Write the number of lines holding the word "Noturna", and nothing else.

Data items:
┌────────
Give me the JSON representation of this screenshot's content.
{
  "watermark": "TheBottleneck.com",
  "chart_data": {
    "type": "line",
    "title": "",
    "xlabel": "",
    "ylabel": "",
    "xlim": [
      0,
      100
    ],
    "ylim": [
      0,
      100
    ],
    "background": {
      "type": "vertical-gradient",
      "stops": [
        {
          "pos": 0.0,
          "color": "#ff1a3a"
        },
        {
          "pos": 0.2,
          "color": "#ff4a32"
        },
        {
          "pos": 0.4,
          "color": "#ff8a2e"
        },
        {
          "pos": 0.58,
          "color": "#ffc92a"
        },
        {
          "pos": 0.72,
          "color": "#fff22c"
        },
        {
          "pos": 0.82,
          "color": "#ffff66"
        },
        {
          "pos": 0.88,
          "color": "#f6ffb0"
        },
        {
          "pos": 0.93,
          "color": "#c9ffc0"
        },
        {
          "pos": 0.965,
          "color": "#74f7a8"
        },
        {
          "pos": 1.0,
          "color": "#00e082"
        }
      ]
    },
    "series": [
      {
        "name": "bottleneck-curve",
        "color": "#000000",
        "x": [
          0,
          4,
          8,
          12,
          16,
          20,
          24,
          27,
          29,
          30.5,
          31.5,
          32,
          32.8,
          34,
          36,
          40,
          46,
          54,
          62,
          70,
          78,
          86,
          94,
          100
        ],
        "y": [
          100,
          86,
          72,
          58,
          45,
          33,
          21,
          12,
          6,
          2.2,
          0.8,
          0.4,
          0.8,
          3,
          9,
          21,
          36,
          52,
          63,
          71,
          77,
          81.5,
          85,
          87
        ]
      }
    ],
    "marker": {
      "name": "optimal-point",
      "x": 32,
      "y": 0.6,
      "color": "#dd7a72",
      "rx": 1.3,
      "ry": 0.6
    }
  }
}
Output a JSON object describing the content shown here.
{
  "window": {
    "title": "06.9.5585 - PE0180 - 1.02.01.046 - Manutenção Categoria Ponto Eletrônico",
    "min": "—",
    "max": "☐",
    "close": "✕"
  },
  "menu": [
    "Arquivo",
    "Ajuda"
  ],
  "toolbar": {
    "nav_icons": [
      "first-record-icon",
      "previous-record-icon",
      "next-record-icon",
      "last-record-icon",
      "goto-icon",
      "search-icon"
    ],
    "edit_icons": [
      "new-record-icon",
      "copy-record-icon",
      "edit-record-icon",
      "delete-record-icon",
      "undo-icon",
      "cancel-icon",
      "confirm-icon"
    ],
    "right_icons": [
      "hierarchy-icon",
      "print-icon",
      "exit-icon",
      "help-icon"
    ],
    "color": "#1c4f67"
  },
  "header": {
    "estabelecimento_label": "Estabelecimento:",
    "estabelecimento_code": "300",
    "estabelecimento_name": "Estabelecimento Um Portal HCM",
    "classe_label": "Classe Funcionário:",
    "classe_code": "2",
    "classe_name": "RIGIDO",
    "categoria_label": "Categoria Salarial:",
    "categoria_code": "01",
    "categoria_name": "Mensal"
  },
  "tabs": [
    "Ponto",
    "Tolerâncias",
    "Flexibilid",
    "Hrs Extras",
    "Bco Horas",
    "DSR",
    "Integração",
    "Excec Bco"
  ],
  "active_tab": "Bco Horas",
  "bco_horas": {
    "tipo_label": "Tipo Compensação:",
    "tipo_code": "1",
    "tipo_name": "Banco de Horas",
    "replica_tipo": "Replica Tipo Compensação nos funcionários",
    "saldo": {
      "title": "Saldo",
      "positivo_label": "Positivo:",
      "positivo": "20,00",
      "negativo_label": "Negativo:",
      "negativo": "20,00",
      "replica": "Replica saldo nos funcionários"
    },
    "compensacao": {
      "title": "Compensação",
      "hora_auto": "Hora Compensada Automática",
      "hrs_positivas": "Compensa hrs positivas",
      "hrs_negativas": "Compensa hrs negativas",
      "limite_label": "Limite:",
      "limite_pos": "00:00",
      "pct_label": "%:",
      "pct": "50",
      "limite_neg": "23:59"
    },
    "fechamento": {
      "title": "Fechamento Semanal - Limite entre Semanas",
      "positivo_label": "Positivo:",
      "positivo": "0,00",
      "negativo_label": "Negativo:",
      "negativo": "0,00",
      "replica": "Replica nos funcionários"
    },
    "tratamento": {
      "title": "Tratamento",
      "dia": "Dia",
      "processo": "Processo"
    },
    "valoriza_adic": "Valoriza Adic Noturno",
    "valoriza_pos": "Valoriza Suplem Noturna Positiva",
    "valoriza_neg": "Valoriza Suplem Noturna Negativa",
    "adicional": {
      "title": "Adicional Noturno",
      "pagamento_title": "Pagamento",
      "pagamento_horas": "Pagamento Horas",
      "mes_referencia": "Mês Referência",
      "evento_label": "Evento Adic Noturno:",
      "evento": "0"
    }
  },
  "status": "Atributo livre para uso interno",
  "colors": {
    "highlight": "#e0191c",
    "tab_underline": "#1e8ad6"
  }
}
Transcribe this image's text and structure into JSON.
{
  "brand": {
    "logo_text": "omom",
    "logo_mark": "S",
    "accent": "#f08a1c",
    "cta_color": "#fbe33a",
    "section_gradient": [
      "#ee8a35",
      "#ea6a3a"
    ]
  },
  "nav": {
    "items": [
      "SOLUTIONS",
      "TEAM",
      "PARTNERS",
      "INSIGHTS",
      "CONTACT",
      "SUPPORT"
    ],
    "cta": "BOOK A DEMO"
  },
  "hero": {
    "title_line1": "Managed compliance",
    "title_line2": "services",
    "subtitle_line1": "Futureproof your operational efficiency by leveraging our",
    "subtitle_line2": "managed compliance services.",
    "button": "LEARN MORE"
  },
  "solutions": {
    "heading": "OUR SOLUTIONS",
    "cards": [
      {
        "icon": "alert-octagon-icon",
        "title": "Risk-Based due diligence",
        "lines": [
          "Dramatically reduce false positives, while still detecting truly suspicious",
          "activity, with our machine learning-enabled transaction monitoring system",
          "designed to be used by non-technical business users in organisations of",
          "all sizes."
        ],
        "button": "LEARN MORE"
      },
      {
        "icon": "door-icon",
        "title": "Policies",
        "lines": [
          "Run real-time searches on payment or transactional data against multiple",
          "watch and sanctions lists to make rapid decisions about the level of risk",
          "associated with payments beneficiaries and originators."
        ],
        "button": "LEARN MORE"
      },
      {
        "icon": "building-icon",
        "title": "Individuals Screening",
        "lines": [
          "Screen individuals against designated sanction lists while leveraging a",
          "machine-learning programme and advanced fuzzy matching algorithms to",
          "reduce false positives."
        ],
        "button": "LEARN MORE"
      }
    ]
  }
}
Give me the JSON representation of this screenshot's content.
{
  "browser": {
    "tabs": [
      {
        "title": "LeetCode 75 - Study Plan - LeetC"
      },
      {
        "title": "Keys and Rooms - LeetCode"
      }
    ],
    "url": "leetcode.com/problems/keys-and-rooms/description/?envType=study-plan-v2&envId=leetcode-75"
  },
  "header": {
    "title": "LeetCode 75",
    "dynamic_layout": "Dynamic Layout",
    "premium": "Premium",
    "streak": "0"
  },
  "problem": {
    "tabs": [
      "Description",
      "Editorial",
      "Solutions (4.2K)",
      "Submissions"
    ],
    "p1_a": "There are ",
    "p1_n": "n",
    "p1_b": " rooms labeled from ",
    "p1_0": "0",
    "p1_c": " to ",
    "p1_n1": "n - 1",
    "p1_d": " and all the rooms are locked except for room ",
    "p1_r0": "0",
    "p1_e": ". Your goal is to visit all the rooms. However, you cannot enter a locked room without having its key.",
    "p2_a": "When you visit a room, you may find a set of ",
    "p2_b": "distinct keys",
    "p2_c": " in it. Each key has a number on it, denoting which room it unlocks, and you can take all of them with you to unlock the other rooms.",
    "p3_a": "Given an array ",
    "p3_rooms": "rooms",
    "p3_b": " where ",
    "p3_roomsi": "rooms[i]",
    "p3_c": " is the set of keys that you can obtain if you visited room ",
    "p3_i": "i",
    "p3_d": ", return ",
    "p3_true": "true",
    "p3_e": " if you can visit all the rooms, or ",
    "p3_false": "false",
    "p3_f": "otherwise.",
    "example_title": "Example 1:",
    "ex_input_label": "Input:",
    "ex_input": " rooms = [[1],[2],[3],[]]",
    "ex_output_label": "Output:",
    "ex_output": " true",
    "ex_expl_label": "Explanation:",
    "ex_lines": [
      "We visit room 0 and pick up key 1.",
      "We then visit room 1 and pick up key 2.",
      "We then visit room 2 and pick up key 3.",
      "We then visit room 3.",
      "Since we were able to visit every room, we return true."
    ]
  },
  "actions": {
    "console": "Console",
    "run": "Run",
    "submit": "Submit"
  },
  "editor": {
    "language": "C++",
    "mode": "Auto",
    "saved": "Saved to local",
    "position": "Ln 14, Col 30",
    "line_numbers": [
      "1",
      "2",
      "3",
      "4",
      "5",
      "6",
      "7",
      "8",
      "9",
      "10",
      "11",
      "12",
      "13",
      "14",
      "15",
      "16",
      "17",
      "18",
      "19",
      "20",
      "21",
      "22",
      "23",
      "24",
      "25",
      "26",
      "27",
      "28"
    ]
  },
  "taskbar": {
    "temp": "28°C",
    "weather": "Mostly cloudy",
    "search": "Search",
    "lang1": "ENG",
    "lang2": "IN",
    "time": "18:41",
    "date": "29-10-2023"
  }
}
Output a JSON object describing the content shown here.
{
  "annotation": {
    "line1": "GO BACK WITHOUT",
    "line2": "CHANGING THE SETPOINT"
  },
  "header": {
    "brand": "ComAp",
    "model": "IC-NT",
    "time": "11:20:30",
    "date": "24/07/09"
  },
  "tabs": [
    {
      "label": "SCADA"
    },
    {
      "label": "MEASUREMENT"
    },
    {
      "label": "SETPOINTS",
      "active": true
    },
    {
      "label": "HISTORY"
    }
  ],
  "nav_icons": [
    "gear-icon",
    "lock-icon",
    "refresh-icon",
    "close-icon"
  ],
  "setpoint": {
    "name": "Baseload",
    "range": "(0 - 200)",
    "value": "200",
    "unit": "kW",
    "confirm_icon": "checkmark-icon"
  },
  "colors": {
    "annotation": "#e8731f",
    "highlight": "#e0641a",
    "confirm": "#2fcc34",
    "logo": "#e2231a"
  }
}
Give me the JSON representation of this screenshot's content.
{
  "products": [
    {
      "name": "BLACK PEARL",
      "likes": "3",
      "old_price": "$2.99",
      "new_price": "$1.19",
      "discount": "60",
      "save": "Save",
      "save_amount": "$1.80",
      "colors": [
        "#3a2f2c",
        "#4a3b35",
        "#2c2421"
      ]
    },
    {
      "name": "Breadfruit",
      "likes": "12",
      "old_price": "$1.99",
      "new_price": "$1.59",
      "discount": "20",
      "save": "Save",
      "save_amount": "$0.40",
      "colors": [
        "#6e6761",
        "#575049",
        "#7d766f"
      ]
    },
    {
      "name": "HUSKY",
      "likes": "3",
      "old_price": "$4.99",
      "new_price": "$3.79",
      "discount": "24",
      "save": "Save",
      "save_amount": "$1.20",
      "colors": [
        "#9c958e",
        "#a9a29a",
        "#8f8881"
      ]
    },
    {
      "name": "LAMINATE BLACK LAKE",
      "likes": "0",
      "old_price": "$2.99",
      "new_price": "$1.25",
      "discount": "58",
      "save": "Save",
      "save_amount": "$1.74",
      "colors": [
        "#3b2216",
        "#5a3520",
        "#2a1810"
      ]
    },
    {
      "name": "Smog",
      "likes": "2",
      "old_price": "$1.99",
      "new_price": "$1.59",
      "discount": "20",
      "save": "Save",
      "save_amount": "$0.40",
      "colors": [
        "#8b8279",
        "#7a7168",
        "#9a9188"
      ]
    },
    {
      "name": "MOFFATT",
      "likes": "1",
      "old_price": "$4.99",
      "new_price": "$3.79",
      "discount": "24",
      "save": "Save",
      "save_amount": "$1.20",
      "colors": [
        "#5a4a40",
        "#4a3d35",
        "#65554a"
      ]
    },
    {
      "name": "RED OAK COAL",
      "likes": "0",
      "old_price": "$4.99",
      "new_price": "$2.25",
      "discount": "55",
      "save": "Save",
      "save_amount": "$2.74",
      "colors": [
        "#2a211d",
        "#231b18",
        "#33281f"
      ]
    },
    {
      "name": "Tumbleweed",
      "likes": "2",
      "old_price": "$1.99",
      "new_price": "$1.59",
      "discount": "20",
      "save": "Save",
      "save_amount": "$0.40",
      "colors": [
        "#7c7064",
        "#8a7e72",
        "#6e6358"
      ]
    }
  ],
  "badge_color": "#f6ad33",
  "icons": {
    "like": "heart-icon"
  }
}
└────────
▶ [Exercise response]
2